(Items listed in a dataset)

● ● ● ● ● ● ●

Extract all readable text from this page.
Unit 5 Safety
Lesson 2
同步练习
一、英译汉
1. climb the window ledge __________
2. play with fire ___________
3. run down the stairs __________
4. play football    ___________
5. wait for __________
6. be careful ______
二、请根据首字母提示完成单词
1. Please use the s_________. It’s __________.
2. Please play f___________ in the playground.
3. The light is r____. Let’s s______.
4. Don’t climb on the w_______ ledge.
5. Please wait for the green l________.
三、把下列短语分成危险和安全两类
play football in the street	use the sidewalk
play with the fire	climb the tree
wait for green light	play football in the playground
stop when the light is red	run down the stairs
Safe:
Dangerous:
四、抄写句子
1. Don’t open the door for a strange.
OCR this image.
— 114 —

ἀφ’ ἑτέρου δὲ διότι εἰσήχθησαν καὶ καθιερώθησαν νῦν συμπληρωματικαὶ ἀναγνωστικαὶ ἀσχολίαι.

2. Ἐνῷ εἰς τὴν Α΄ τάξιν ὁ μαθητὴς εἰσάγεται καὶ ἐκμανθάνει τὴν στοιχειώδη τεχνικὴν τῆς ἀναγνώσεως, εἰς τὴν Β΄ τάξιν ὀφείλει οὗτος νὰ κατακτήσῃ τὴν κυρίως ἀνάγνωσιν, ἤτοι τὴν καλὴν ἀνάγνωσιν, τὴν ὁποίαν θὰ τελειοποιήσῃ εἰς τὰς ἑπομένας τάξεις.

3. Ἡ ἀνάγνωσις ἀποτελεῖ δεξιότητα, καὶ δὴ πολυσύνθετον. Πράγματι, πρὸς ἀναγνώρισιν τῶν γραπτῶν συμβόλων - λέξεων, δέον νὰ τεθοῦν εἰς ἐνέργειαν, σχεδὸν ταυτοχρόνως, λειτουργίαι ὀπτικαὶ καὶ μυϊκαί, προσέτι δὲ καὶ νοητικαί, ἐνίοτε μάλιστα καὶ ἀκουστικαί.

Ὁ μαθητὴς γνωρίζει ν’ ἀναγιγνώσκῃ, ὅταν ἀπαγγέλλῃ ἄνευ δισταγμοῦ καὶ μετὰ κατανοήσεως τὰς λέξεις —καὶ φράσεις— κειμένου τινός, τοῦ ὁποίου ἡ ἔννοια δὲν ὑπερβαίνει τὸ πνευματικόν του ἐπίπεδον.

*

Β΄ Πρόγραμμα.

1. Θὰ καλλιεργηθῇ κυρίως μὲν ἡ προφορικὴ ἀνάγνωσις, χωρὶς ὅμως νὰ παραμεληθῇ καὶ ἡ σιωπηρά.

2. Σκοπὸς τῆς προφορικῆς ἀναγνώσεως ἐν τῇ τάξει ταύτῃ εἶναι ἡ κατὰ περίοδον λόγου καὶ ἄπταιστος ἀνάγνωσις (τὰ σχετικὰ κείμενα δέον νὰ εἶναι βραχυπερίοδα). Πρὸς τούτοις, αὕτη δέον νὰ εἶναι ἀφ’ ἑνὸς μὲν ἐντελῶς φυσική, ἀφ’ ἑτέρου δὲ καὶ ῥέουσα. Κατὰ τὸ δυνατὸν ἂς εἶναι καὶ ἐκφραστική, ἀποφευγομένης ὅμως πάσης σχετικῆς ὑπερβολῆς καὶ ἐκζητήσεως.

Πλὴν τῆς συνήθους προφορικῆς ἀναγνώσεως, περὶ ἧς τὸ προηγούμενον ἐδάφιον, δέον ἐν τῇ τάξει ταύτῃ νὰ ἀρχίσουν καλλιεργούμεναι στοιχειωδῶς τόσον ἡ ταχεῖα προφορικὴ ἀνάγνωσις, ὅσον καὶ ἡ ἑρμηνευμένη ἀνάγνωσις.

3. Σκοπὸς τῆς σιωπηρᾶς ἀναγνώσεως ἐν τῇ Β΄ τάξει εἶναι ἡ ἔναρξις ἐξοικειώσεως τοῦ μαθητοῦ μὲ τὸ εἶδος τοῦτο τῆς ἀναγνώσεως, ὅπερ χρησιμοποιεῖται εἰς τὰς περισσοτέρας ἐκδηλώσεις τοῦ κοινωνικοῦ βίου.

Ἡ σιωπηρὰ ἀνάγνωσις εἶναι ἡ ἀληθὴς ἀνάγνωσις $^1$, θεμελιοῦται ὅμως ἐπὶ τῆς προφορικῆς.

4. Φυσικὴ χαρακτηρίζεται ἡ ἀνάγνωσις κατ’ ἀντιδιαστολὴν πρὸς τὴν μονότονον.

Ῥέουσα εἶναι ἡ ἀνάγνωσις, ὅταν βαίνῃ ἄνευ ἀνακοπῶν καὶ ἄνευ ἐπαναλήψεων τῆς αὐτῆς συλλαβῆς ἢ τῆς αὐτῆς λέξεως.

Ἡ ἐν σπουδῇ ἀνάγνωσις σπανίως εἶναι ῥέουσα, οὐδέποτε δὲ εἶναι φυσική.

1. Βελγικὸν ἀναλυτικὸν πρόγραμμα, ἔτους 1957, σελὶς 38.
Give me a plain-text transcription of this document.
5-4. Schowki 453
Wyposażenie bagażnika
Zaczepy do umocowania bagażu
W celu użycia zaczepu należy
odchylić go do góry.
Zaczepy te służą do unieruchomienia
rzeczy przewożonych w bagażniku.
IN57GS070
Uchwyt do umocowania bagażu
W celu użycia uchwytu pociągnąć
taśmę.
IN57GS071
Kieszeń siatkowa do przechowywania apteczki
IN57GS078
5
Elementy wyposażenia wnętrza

● ● ● ● ● ● ●

▶ _Written instruction_
Return every entry exactly as given.

▶ _Worked solution_
Extract all readable text from this page.
Unit 5 Safety
Lesson 2
同步练习
一、英译汉
1. climb the window ledge __________
2. play with fire ___________
3. run down the stairs __________
4. play football    ___________
5. wait for __________
6. be careful ______
二、请根据首字母提示完成单词
1. Please use the s_________. It’s __________.
2. Please play f___________ in the playground.
3. The light is r____. Let’s s______.
4. Don’t climb on the w_______ ledge.
5. Please wait for the green l________.
三、把下列短语分成危险和安全两类
play football in the street	use the sidewalk
play with the fire	climb the tree
wait for green light	play football in the playground
stop when the light is red	run down the stairs
Safe:
Dangerous:
四、抄写句子
1. Don’t open the door for a strange.
OCR this image.
— 114 —

ἀφ’ ἑτέρου δὲ διότι εἰσήχθησαν καὶ καθιερώθησαν νῦν συμπληρωματικαὶ ἀναγνωστικαὶ ἀσχολίαι.

2. Ἐνῷ εἰς τὴν Α΄ τάξιν ὁ μαθητὴς εἰσάγεται καὶ ἐκμανθάνει τὴν στοιχειώδη τεχνικὴν τῆς ἀναγνώσεως, εἰς τὴν Β΄ τάξιν ὀφείλει οὗτος νὰ κατακτήσῃ τὴν κυρίως ἀνάγνωσιν, ἤτοι τὴν καλὴν ἀνάγνωσιν, τὴν ὁποίαν θὰ τελειοποιήσῃ εἰς τὰς ἑπομένας τάξεις.

3. Ἡ ἀνάγνωσις ἀποτελεῖ δεξιότητα, καὶ δὴ πολυσύνθετον. Πράγματι, πρὸς ἀναγνώρισιν τῶν γραπτῶν συμβόλων - λέξεων, δέον νὰ τεθοῦν εἰς ἐνέργειαν, σχεδὸν ταυτοχρόνως, λειτουργίαι ὀπτικαὶ καὶ μυϊκαί, προσέτι δὲ καὶ νοητικαί, ἐνίοτε μάλιστα καὶ ἀκουστικαί.

Ὁ μαθητὴς γνωρίζει ν’ ἀναγιγνώσκῃ, ὅταν ἀπαγγέλλῃ ἄνευ δισταγμοῦ καὶ μετὰ κατανοήσεως τὰς λέξεις —καὶ φράσεις— κειμένου τινός, τοῦ ὁποίου ἡ ἔννοια δὲν ὑπερβαίνει τὸ πνευματικόν του ἐπίπεδον.

*

Β΄ Πρόγραμμα.

1. Θὰ καλλιεργηθῇ κυρίως μὲν ἡ προφορικὴ ἀνάγνωσις, χωρὶς ὅμως νὰ παραμεληθῇ καὶ ἡ σιωπηρά.

2. Σκοπὸς τῆς προφορικῆς ἀναγνώσεως ἐν τῇ τάξει ταύτῃ εἶναι ἡ κατὰ περίοδον λόγου καὶ ἄπταιστος ἀνάγνωσις (τὰ σχετικὰ κείμενα δέον νὰ εἶναι βραχυπερίοδα). Πρὸς τούτοις, αὕτη δέον νὰ εἶναι ἀφ’ ἑνὸς μὲν ἐντελῶς φυσική, ἀφ’ ἑτέρου δὲ καὶ ῥέουσα. Κατὰ τὸ δυνατὸν ἂς εἶναι καὶ ἐκφραστική, ἀποφευγομένης ὅμως πάσης σχετικῆς ὑπερβολῆς καὶ ἐκζητήσεως.

Πλὴν τῆς συνήθους προφορικῆς ἀναγνώσεως, περὶ ἧς τὸ προηγούμενον ἐδάφιον, δέον ἐν τῇ τάξει ταύτῃ νὰ ἀρχίσουν καλλιεργούμεναι στοιχειωδῶς τόσον ἡ ταχεῖα προφορικὴ ἀνάγνωσις, ὅσον καὶ ἡ ἑρμηνευμένη ἀνάγνωσις.

3. Σκοπὸς τῆς σιωπηρᾶς ἀναγνώσεως ἐν τῇ Β΄ τάξει εἶναι ἡ ἔναρξις ἐξοικειώσεως τοῦ μαθητοῦ μὲ τὸ εἶδος τοῦτο τῆς ἀναγνώσεως, ὅπερ χρησιμοποιεῖται εἰς τὰς περισσοτέρας ἐκδηλώσεις τοῦ κοινωνικοῦ βίου.

Ἡ σιωπηρὰ ἀνάγνωσις εἶναι ἡ ἀληθὴς ἀνάγνωσις $^1$, θεμελιοῦται ὅμως ἐπὶ τῆς προφορικῆς.

4. Φυσικὴ χαρακτηρίζεται ἡ ἀνάγνωσις κατ’ ἀντιδιαστολὴν πρὸς τὴν μονότονον.

Ῥέουσα εἶναι ἡ ἀνάγνωσις, ὅταν βαίνῃ ἄνευ ἀνακοπῶν καὶ ἄνευ ἐπαναλήψεων τῆς αὐτῆς συλλαβῆς ἢ τῆς αὐτῆς λέξεως.

Ἡ ἐν σπουδῇ ἀνάγνωσις σπανίως εἶναι ῥέουσα, οὐδέποτε δὲ εἶναι φυσική.

1. Βελγικὸν ἀναλυτικὸν πρόγραμμα, ἔτους 1957, σελὶς 38.
Give me a plain-text transcription of this document.
5-4. Schowki 453
Wyposażenie bagażnika
Zaczepy do umocowania bagażu
W celu użycia zaczepu należy
odchylić go do góry.
Zaczepy te służą do unieruchomienia
rzeczy przewożonych w bagażniku.
IN57GS070
Uchwyt do umocowania bagażu
W celu użycia uchwytu pociągnąć
taśmę.
IN57GS071
Kieszeń siatkowa do przechowywania apteczki
IN57GS078
5
Elementy wyposażenia wnętrza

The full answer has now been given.